Extracted records:
------------------------------

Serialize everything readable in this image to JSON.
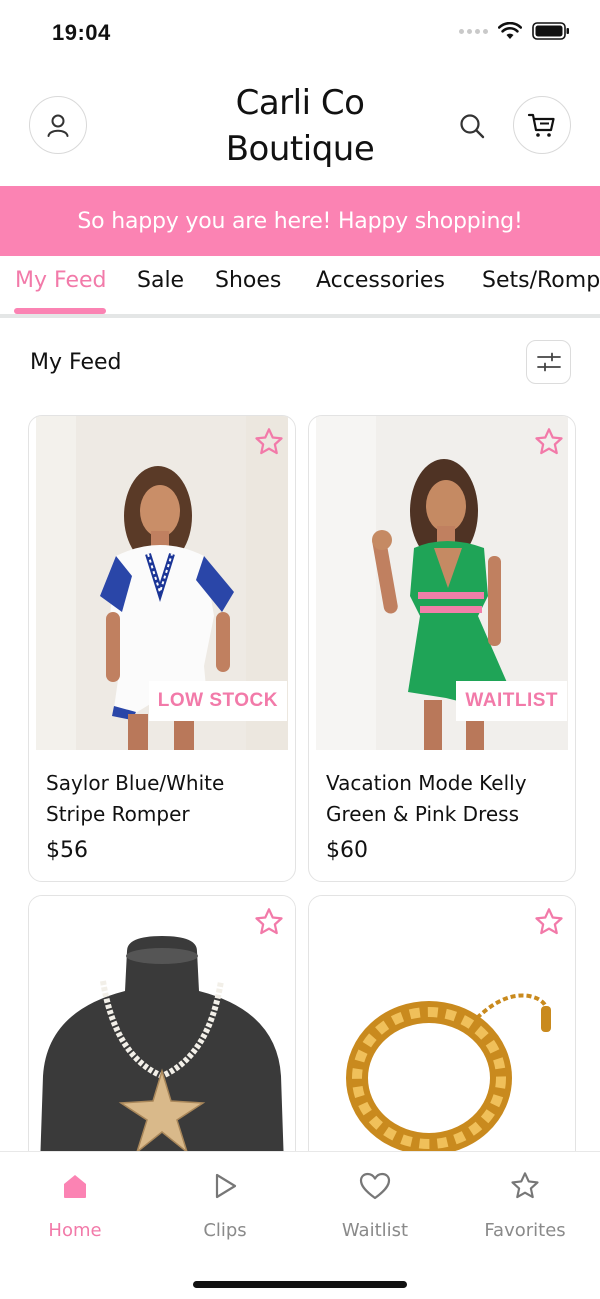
{
  "status_bar": {
    "time": "19:04"
  },
  "header": {
    "title_line1": "Carli Co",
    "title_line2": "Boutique",
    "profile_icon": "user-icon",
    "search_icon": "search-icon",
    "cart_icon": "cart-icon"
  },
  "banner": {
    "text": "So happy you are here! Happy shopping!",
    "color": "#fb83b3"
  },
  "tabs": [
    {
      "label": "My Feed",
      "active": true
    },
    {
      "label": "Sale"
    },
    {
      "label": "Shoes"
    },
    {
      "label": "Accessories"
    },
    {
      "label": "Sets/Romp"
    }
  ],
  "feed": {
    "title": "My Feed",
    "filter_icon": "sliders-icon"
  },
  "products": [
    {
      "name": "Saylor Blue/White Stripe Romper",
      "price": "$56",
      "badge": "LOW STOCK"
    },
    {
      "name": "Vacation Mode Kelly Green & Pink Dress",
      "price": "$60",
      "badge": "WAITLIST"
    },
    {
      "name": "",
      "price": "",
      "badge": ""
    },
    {
      "name": "",
      "price": "",
      "badge": ""
    }
  ],
  "bottom_nav": [
    {
      "label": "Home",
      "icon": "home-icon",
      "active": true
    },
    {
      "label": "Clips",
      "icon": "play-icon"
    },
    {
      "label": "Waitlist",
      "icon": "heart-icon"
    },
    {
      "label": "Favorites",
      "icon": "star-icon"
    }
  ],
  "colors": {
    "accent": "#fb83b3",
    "accent_text": "#f27aa9"
  }
}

------------------------------

GOAL: Write out the records above exactly as they appear, leaving out any pictures.

RESPONSE:
Serialize everything readable in this image to JSON.
{
  "status_bar": {
    "time": "19:04"
  },
  "header": {
    "title_line1": "Carli Co",
    "title_line2": "Boutique",
    "profile_icon": "user-icon",
    "search_icon": "search-icon",
    "cart_icon": "cart-icon"
  },
  "banner": {
    "text": "So happy you are here! Happy shopping!",
    "color": "#fb83b3"
  },
  "tabs": [
    {
      "label": "My Feed",
      "active": true
    },
    {
      "label": "Sale"
    },
    {
      "label": "Shoes"
    },
    {
      "label": "Accessories"
    },
    {
      "label": "Sets/Romp"
    }
  ],
  "feed": {
    "title": "My Feed",
    "filter_icon": "sliders-icon"
  },
  "products": [
    {
      "name": "Saylor Blue/White Stripe Romper",
      "price": "$56",
      "badge": "LOW STOCK"
    },
    {
      "name": "Vacation Mode Kelly Green & Pink Dress",
      "price": "$60",
      "badge": "WAITLIST"
    },
    {
      "name": "",
      "price": "",
      "badge": ""
    },
    {
      "name": "",
      "price": "",
      "badge": ""
    }
  ],
  "bottom_nav": [
    {
      "label": "Home",
      "icon": "home-icon",
      "active": true
    },
    {
      "label": "Clips",
      "icon": "play-icon"
    },
    {
      "label": "Waitlist",
      "icon": "heart-icon"
    },
    {
      "label": "Favorites",
      "icon": "star-icon"
    }
  ],
  "colors": {
    "accent": "#fb83b3",
    "accent_text": "#f27aa9"
  }
}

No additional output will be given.